=== THE REQUEST ===
Locate the string "Zvučnici" in the listing below. Copy every line where it is found.

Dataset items
================================
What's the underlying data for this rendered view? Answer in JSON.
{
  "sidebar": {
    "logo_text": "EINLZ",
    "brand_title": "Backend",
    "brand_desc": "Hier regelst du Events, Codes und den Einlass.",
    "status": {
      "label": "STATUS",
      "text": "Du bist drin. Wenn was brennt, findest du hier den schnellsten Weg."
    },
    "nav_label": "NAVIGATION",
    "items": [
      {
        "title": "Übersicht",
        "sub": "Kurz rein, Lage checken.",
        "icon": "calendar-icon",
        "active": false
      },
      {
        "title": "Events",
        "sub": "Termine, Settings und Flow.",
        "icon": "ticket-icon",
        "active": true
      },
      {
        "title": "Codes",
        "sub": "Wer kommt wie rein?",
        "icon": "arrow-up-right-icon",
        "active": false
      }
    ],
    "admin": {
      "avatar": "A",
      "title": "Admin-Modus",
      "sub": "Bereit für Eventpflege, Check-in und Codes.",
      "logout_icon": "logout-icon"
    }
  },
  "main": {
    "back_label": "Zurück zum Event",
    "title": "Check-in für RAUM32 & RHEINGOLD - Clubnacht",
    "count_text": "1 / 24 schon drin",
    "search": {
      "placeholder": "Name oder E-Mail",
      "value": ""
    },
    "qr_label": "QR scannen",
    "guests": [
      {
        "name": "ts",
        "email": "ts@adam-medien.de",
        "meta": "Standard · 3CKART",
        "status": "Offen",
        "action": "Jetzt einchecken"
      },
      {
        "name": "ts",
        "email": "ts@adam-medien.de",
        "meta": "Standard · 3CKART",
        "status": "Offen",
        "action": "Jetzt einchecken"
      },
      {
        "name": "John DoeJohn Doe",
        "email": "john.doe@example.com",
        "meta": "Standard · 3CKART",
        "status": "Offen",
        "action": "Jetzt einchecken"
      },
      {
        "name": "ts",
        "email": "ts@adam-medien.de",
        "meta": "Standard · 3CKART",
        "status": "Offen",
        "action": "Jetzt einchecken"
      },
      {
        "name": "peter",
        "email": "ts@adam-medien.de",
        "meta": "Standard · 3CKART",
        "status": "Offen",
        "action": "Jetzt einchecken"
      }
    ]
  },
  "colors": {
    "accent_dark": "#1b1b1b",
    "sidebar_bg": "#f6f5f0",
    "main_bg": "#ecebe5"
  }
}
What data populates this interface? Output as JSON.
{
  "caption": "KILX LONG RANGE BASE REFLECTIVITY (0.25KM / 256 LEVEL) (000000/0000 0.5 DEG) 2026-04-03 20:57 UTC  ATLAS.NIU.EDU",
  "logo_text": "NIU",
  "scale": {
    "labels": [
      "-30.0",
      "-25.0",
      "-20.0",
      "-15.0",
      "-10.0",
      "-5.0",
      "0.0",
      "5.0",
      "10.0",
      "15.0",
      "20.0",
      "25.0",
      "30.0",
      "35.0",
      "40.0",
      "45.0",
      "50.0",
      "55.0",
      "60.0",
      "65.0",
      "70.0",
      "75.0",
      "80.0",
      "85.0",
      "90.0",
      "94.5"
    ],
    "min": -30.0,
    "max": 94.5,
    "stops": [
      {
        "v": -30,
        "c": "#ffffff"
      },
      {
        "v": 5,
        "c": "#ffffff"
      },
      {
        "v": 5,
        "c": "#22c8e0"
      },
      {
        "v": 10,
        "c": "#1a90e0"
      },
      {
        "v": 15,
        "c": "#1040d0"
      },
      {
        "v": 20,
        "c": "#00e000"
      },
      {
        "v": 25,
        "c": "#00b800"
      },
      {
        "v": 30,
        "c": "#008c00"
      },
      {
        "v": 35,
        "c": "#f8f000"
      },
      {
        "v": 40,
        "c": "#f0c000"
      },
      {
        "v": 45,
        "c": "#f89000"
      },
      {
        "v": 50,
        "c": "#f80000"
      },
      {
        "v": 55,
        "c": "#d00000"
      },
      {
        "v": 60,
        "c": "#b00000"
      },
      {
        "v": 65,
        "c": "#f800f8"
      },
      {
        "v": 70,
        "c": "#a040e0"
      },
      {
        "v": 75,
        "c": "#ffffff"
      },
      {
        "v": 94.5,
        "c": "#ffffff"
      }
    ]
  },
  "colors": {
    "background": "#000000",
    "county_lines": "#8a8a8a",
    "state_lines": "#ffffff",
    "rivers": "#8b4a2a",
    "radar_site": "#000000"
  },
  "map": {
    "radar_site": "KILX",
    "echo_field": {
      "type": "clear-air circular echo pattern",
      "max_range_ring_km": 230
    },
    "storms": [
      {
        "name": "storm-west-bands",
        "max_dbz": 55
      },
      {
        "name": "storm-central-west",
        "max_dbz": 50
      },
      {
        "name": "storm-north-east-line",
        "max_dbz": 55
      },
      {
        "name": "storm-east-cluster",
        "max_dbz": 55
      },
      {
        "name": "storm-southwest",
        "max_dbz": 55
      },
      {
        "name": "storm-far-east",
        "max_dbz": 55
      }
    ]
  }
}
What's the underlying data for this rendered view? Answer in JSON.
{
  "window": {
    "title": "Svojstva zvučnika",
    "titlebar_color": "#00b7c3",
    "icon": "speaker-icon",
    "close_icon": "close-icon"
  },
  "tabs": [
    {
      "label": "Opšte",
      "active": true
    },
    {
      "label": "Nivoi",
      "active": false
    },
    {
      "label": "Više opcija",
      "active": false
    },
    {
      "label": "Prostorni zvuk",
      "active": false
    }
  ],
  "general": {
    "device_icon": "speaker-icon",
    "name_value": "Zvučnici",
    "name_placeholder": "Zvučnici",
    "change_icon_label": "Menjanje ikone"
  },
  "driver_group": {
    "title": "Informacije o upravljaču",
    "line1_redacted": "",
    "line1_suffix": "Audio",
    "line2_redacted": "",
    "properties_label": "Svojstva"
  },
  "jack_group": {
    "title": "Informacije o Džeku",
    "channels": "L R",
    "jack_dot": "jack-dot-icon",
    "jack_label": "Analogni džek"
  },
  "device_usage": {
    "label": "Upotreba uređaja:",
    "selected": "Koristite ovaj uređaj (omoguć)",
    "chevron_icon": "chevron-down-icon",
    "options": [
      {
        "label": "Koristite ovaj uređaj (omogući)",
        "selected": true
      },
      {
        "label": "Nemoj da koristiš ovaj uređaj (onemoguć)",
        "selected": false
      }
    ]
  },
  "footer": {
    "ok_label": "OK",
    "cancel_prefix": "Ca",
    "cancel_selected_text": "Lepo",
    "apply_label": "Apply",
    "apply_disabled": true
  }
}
================================
=== WORKED ANSWER ===
    "name_value": "Zvučnici",
    "name_placeholder": "Zvučnici",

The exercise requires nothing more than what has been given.